(Lines of data)
· · ·

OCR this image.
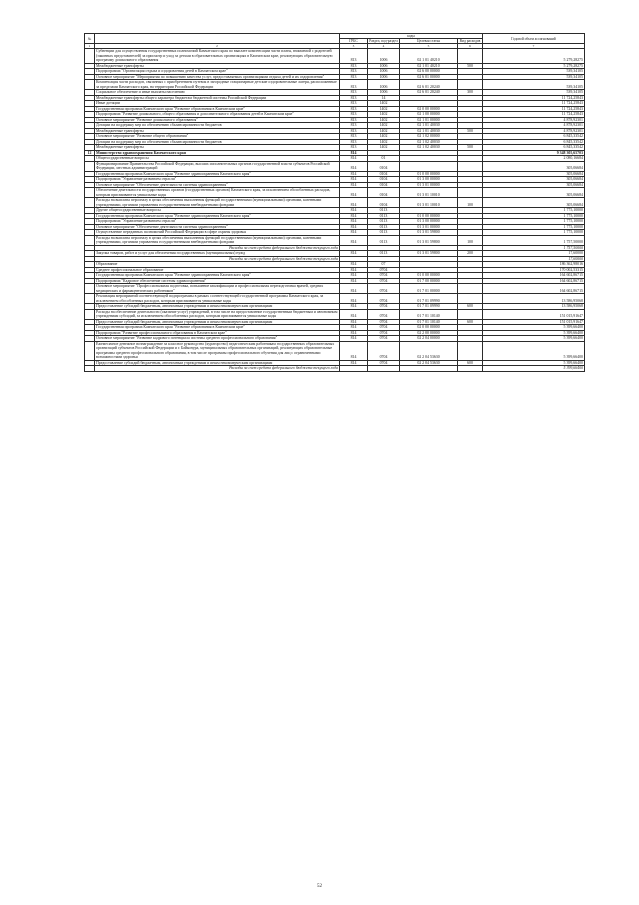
№		коды				Годовой объем ассигнований
		ГРБС	Раздел, под-раздел	Целевая статья	Вид расходов	
1	2	3	4	5	6	7
	Субвенции для осуществления государственных полномочий Камчатского края по выплате компенсации части платы, взимаемой с родителей (законных представителей) за присмотр и уход за детьми в образовательных организациях в Камчатском крае, реализующих образовательную программу дошкольного образования	813	1006	02 1 01 40210		5 279,28275
	Межбюджетные трансферты	813	1006	02 1 01 40210	500	5 279,28275
	Подпрограмма "Организация отдыха и оздоровления детей в Камчатском крае"	813	1006	02 6 00 00000		539,34105
	Основное мероприятие "Мероприятия по повышению качества услуг, предоставляемых организациями отдыха детей и их оздоровления"	813	1006	02 6 01 00000		539,34105
	Компенсация части расходов, связанных с приобретением путевок в загородные стационарные детские оздоровительные лагеря, расположенные за пределами Камчатского края, на территории Российской Федерации	813	1006	02 6 01 20240		539,34105
	Социальное обеспечение и иные выплаты населению	813	1006	02 6 01 20240	300	539,34105
	Межбюджетные трансферты общего характера бюджетам бюджетной системы Российской Федерации	813	14			11 724,25843
	Иные дотации	813	1402			11 724,25843
	Государственная программа Камчатского края "Развитие образования в Камчатском крае"	813	1402	02 0 00 00000		11 724,25843
	Подпрограмма "Развитие дошкольного, общего образования и дополнительного образования детей в Камчатском крае"	813	1402	02 1 00 00000		11 724,25843
	Основное мероприятие "Развитие дошкольного образования"	813	1402	02 1 01 00000		4 878,92301
	Дотации на поддержку мер по обеспечению сбалансированности бюджетов	813	1402	02 1 01 40030		4 878,92301
	Межбюджетные трансферты	813	1402	02 1 01 40030	500	4 878,92301
	Основное мероприятие "Развитие общего образования"	813	1402	02 1 02 00000		6 845,33542
	Дотации на поддержку мер по обеспечению сбалансированности бюджетов	813	1402	02 1 02 40030		6 845,33542
	Межбюджетные трансферты	813	1402	02 1 02 40030	500	6 845,33542
12	Министерство здравоохранения Камчатского края	814				9 348 305,65703
	Общегосударственные вопросы	814	01			2 080,16684
	Функционирование Правительства Российской Федерации, высших исполнительных органов государственной власти субъектов Российской Федерации, местных администраций	814	0104			305,06684
	Государственная программа Камчатского края "Развитие здравоохранения Камчатского края"	814	0104	01 0 00 00000		305,06684
	Подпрограмма "Управление развитием отрасли"	814	0104	01 3 00 00000		305,06684
	Основное мероприятие "Обеспечение деятельности системы здравоохранения"	814	0104	01 3 01 00000		305,06684
	Обеспечение деятельности государственных органов (государственных органов) Камчатского края, за исключением обособленных расходов, которым присваиваются уникальные коды	814	0104	01 3 01 10010		305,06684
	Расходы на выплаты персоналу в целях обеспечения выполнения функций государственными (муниципальными) органами, казенными учреждениями, органами управления государственными внебюджетными фондами	814	0104	01 3 01 10010	100	305,06684
	Другие общегосударственные вопросы	814	0113			1 775,10000
	Государственная программа Камчатского края "Развитие здравоохранения Камчатского края"	814	0113	01 0 00 00000		1 775,10000
	Подпрограмма "Управление развитием отрасли"	814	0113	01 3 00 00000		1 775,10000
	Основное мероприятие "Обеспечение деятельности системы здравоохранения"	814	0113	01 3 01 00000		1 775,10000
	Осуществление переданных полномочий Российской Федерации в сфере охраны здоровья	814	0113	01 3 01 59800		1 775,10000
	Расходы на выплаты персоналу в целях обеспечения выполнения функций государственными (муниципальными) органами, казенными учреждениями, органами управления государственными внебюджетными фондами	814	0113	01 3 01 59800	100	1 757,50000
	Расходы за счет средств федерального бюджета текущего года					1 757,50000
	Закупка товаров, работ и услуг для обеспечения государственных (муниципальных) нужд	814	0113	01 3 01 59800	200	17,60000
	Расходы за счет средств федерального бюджета текущего года					17,60000
	Образование	814	07			186 362,98016
	Среднее профессиональное образование	814	0704			170 002,53315
	Государственная программа Камчатского края "Развитие здравоохранения Камчатского края"	814	0704	01 0 00 00000		164 602,86715
	Подпрограмма "Кадровое обеспечение системы здравоохранения"	814	0704	01 7 00 00000		164 602,86715
	Основное мероприятие "Профессиональная подготовка, повышение квалификации и профессиональная переподготовка врачей, средних медицинских и фармацевтических работников"	814	0704	01 7 01 00000		164 602,86715
	Реализация мероприятий соответствующей подпрограммы в рамках соответствующей государственной программы Камчатского края, за исключением обособленных расходов, которым присваиваются уникальные коды	814	0704	01 7 01 09990		13 586,95068
	Предоставление субсидий бюджетным, автономным учреждениям и иным некоммерческим организациям	814	0704	01 7 01 09990	600	13 586,95068
	Расходы на обеспечение деятельности (оказание услуг) учреждений, в том числе на предоставление государственным бюджетным и автономным учреждениям субсидий, за исключением обособленных расходов, которым присваиваются уникальные коды	814	0704	01 7 01 10140		151 015,91647
	Предоставление субсидий бюджетным, автономным учреждениям и иным некоммерческим организациям	814	0704	01 7 01 10140	600	151 015,91647
	Государственная программа Камчатского края "Развитие образования в Камчатском крае"	814	0704	02 0 00 00000		5 399,66400
	Подпрограмма "Развитие профессионального образования в Камчатском крае"	814	0704	02 2 00 00000		5 399,66400
	Основное мероприятие "Развитие кадрового потенциала системы среднего профессионального образования"	814	0704	02 2 04 00000		5 399,66400
	Ежемесячное денежное вознаграждение за классное руководство (кураторство) педагогическим работникам государственных образовательных организаций субъектов Российской Федерации и г. Байконура, муниципальных образовательных организаций, реализующих образовательные программы среднего профессионального образования, в том числе программы профессионального обучения для лиц с ограниченными возможностями здоровья	814	0704	02 2 04 53630		5 399,66400
	Предоставление субсидий бюджетным, автономным учреждениям и иным некоммерческим организациям	814	0704	02 2 04 53630	600	5 399,66400
	Расходы за счет средств федерального бюджета текущего года					5 399,66400
52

· · ·

With the pictures left out, transcribe the material exactly.

OCR this image.
№		коды				Годовой объем ассигнований
		ГРБС	Раздел, под-раздел	Целевая статья	Вид расходов	
1	2	3	4	5	6	7
	Субвенции для осуществления государственных полномочий Камчатского края по выплате компенсации части платы, взимаемой с родителей (законных представителей) за присмотр и уход за детьми в образовательных организациях в Камчатском крае, реализующих образовательную программу дошкольного образования	813	1006	02 1 01 40210		5 279,28275
	Межбюджетные трансферты	813	1006	02 1 01 40210	500	5 279,28275
	Подпрограмма "Организация отдыха и оздоровления детей в Камчатском крае"	813	1006	02 6 00 00000		539,34105
	Основное мероприятие "Мероприятия по повышению качества услуг, предоставляемых организациями отдыха детей и их оздоровления"	813	1006	02 6 01 00000		539,34105
	Компенсация части расходов, связанных с приобретением путевок в загородные стационарные детские оздоровительные лагеря, расположенные за пределами Камчатского края, на территории Российской Федерации	813	1006	02 6 01 20240		539,34105
	Социальное обеспечение и иные выплаты населению	813	1006	02 6 01 20240	300	539,34105
	Межбюджетные трансферты общего характера бюджетам бюджетной системы Российской Федерации	813	14			11 724,25843
	Иные дотации	813	1402			11 724,25843
	Государственная программа Камчатского края "Развитие образования в Камчатском крае"	813	1402	02 0 00 00000		11 724,25843
	Подпрограмма "Развитие дошкольного, общего образования и дополнительного образования детей в Камчатском крае"	813	1402	02 1 00 00000		11 724,25843
	Основное мероприятие "Развитие дошкольного образования"	813	1402	02 1 01 00000		4 878,92301
	Дотации на поддержку мер по обеспечению сбалансированности бюджетов	813	1402	02 1 01 40030		4 878,92301
	Межбюджетные трансферты	813	1402	02 1 01 40030	500	4 878,92301
	Основное мероприятие "Развитие общего образования"	813	1402	02 1 02 00000		6 845,33542
	Дотации на поддержку мер по обеспечению сбалансированности бюджетов	813	1402	02 1 02 40030		6 845,33542
	Межбюджетные трансферты	813	1402	02 1 02 40030	500	6 845,33542
12	Министерство здравоохранения Камчатского края	814				9 348 305,65703
	Общегосударственные вопросы	814	01			2 080,16684
	Функционирование Правительства Российской Федерации, высших исполнительных органов государственной власти субъектов Российской Федерации, местных администраций	814	0104			305,06684
	Государственная программа Камчатского края "Развитие здравоохранения Камчатского края"	814	0104	01 0 00 00000		305,06684
	Подпрограмма "Управление развитием отрасли"	814	0104	01 3 00 00000		305,06684
	Основное мероприятие "Обеспечение деятельности системы здравоохранения"	814	0104	01 3 01 00000		305,06684
	Обеспечение деятельности государственных органов (государственных органов) Камчатского края, за исключением обособленных расходов, которым присваиваются уникальные коды	814	0104	01 3 01 10010		305,06684
	Расходы на выплаты персоналу в целях обеспечения выполнения функций государственными (муниципальными) органами, казенными учреждениями, органами управления государственными внебюджетными фондами	814	0104	01 3 01 10010	100	305,06684
	Другие общегосударственные вопросы	814	0113			1 775,10000
	Государственная программа Камчатского края "Развитие здравоохранения Камчатского края"	814	0113	01 0 00 00000		1 775,10000
	Подпрограмма "Управление развитием отрасли"	814	0113	01 3 00 00000		1 775,10000
	Основное мероприятие "Обеспечение деятельности системы здравоохранения"	814	0113	01 3 01 00000		1 775,10000
	Осуществление переданных полномочий Российской Федерации в сфере охраны здоровья	814	0113	01 3 01 59800		1 775,10000
	Расходы на выплаты персоналу в целях обеспечения выполнения функций государственными (муниципальными) органами, казенными учреждениями, органами управления государственными внебюджетными фондами	814	0113	01 3 01 59800	100	1 757,50000
	Расходы за счет средств федерального бюджета текущего года					1 757,50000
	Закупка товаров, работ и услуг для обеспечения государственных (муниципальных) нужд	814	0113	01 3 01 59800	200	17,60000
	Расходы за счет средств федерального бюджета текущего года					17,60000
	Образование	814	07			186 362,98016
	Среднее профессиональное образование	814	0704			170 002,53315
	Государственная программа Камчатского края "Развитие здравоохранения Камчатского края"	814	0704	01 0 00 00000		164 602,86715
	Подпрограмма "Кадровое обеспечение системы здравоохранения"	814	0704	01 7 00 00000		164 602,86715
	Основное мероприятие "Профессиональная подготовка, повышение квалификации и профессиональная переподготовка врачей, средних медицинских и фармацевтических работников"	814	0704	01 7 01 00000		164 602,86715
	Реализация мероприятий соответствующей подпрограммы в рамках соответствующей государственной программы Камчатского края, за исключением обособленных расходов, которым присваиваются уникальные коды	814	0704	01 7 01 09990		13 586,95068
	Предоставление субсидий бюджетным, автономным учреждениям и иным некоммерческим организациям	814	0704	01 7 01 09990	600	13 586,95068
	Расходы на обеспечение деятельности (оказание услуг) учреждений, в том числе на предоставление государственным бюджетным и автономным учреждениям субсидий, за исключением обособленных расходов, которым присваиваются уникальные коды	814	0704	01 7 01 10140		151 015,91647
	Предоставление субсидий бюджетным, автономным учреждениям и иным некоммерческим организациям	814	0704	01 7 01 10140	600	151 015,91647
	Государственная программа Камчатского края "Развитие образования в Камчатском крае"	814	0704	02 0 00 00000		5 399,66400
	Подпрограмма "Развитие профессионального образования в Камчатском крае"	814	0704	02 2 00 00000		5 399,66400
	Основное мероприятие "Развитие кадрового потенциала системы среднего профессионального образования"	814	0704	02 2 04 00000		5 399,66400
	Ежемесячное денежное вознаграждение за классное руководство (кураторство) педагогическим работникам государственных образовательных организаций субъектов Российской Федерации и г. Байконура, муниципальных образовательных организаций, реализующих образовательные программы среднего профессионального образования, в том числе программы профессионального обучения для лиц с ограниченными возможностями здоровья	814	0704	02 2 04 53630		5 399,66400
	Предоставление субсидий бюджетным, автономным учреждениям и иным некоммерческим организациям	814	0704	02 2 04 53630	600	5 399,66400
	Расходы за счет средств федерального бюджета текущего года					5 399,66400
52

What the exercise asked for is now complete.